====== TEXT TO READ ======

Kubernetes provides access to special hardware resources such as NVIDIA GPUs, NICs, Infiniband adapters and other devices through the device plugin framework. However, managing special hardware resources in Kubernetes is difficult and prone to errors. GPUs and NICs require special drivers, plugins, runtimes, libraries to ensure fully high-performance functionality.
Moreover, NVIDIA software components such as drivers have been traditionally deployed as part of the base operating system image. This meant that there was a different image for CPU vs. GPU nodes that infrastructure teams would have to manage as part of the software lifecycle. This in turn requires sophisticated automation as part of the provisioning phase for GPU nodes in Kubernetes.
The NVIDIA GPU Operator was primarily built to address these challenges. It leverages the standard Operator Framework within Kubernetes to automate the management of all NVIDIA software components needed to provision GPUs within Kubernetes.
The NVIDIA GPU Operator is an open-source product built and maintained by NVIDIA. It is currently validated on a set of platforms (including specific NVIDIA GPUs, operating systems and deployment configurations). The purpose of this document is to briefly describe the architecture of the GPU Operator, so that partners can extend the GPU Operator to support other platforms.
The GPU Operator is made up of the following software components - each of the components runs as a container, including NVIDIA drivers. The associated code is linked to each of the components below:
- gpu-operator
- k8s-device-plugin
- driver
- container-toolkit
- dcgm-exporter
- gpu-feature-discovery
- mig-manager
- sandbox-device-plugin
- vgpu-device-manager
- kata-manager
- samples
github.com/
├── NVIDIA/
│ ├── gpu-operator (CRD and controller logic that implements the reconciliation)
│ ├── k8s-device-plugin (NVIDIA Device Plugin for Kubernetes)
│ ├── gpu-driver-container (NVIDIA Driver qualified for data center GPUs)
│ ├── nvidia-container-toolkit (NVIDIA Container Toolkit, runtime for Docker)
│ ├── dcgm-exporter (NVIDIA DCGM for monitoring and telemetry)
│ ├── gpu-feature-discovery (NVIDIA GPU Feature Discovery for Kubernetes)
│ ├── mig-manager (NVIDIA Multi-Instance GPU Manager for Kubernetes)
│ ├── sandbox-device-plugin (NVIDIA Device Plugin for sandboxed environments)
│ ├── vgpu-device-manager (NVIDIA vGPU Device Manager for Kubernetes)
│ ├── kata-manager (NVIDIA Kata Manager for Kubernetes)
│ ├── samples (CUDA VectorAdd sample used for validation steps)
The NVIDIA GPU Operator is open-source and its components are licensed under the permissive Apache 2.0 license.

======

● EXERCISE INSTRUCTIONS:
(A) In the GPU Operator text, transcribe the stretch from "Moreover, NVIDIA software" through "nodes in Kubernetes." word for word.
(B) Condense the paragraph of the GPU Operator text that begins "Moreover, NVIDIA software components" into a shorter version that keeps its main facts.

====== RECORDED INFORMATION ======

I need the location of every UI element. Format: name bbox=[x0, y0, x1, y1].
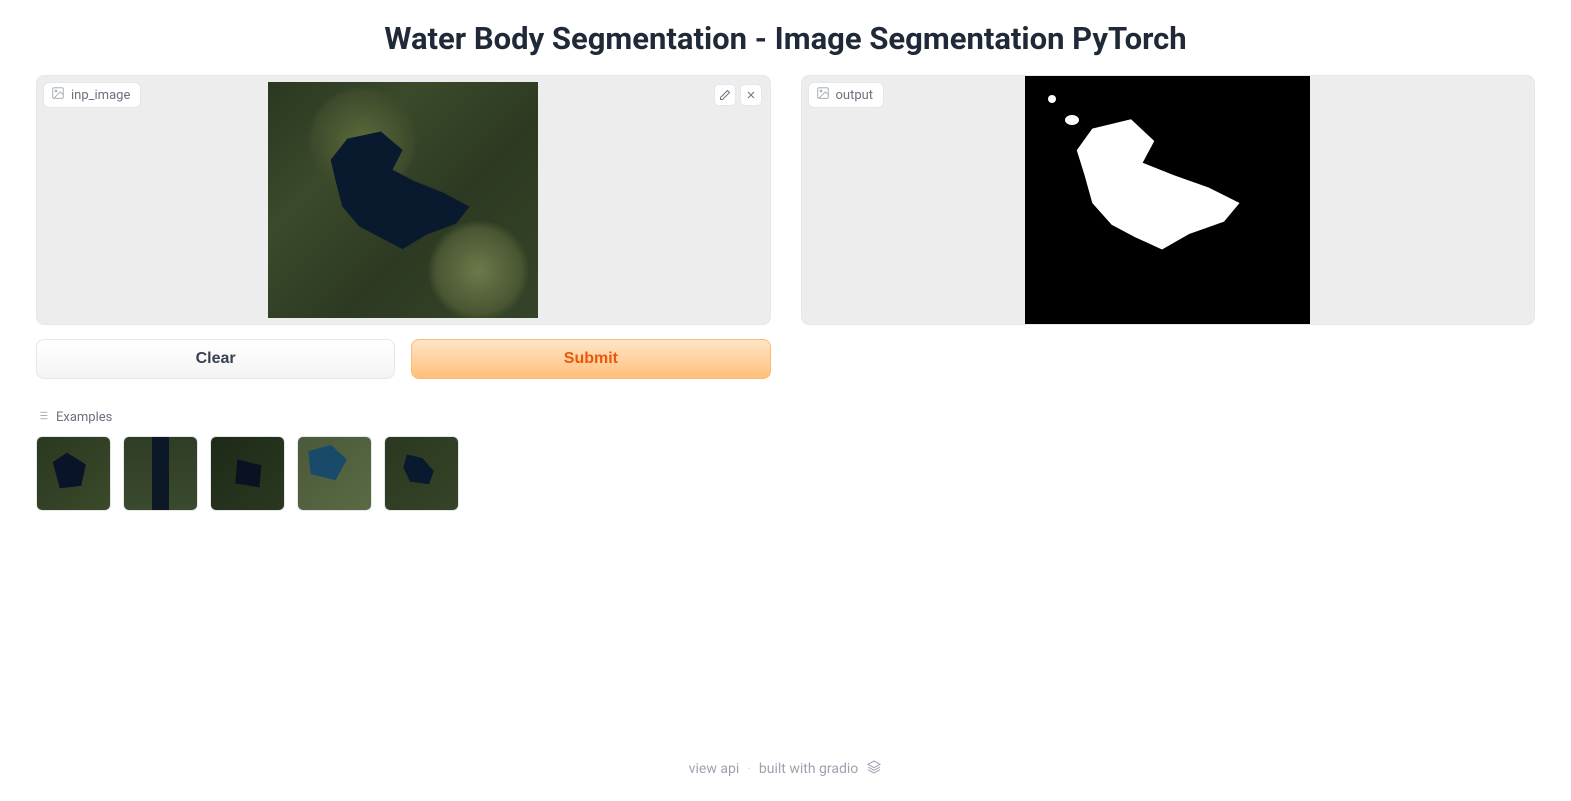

======

● ANSWER LIST:
(A)
Moreover, NVIDIA software components such as drivers have been traditionally deployed as part of the base operating system image. This meant that there was a different image for CPU vs. GPU nodes that infrastructure teams would have to manage as part of the software lifecycle. This in turn requires sophisticated automation as part of the provisioning phase for GPU nodes in Kubernetes.

(B) NVIDIA software components such as drivers were traditionally deployed in the base operating system image. As a result, infrastructure teams had to manage separate images for CPU and GPU nodes across the software lifecycle, which requires sophisticated automation when provisioning GPU nodes in Kubernetes.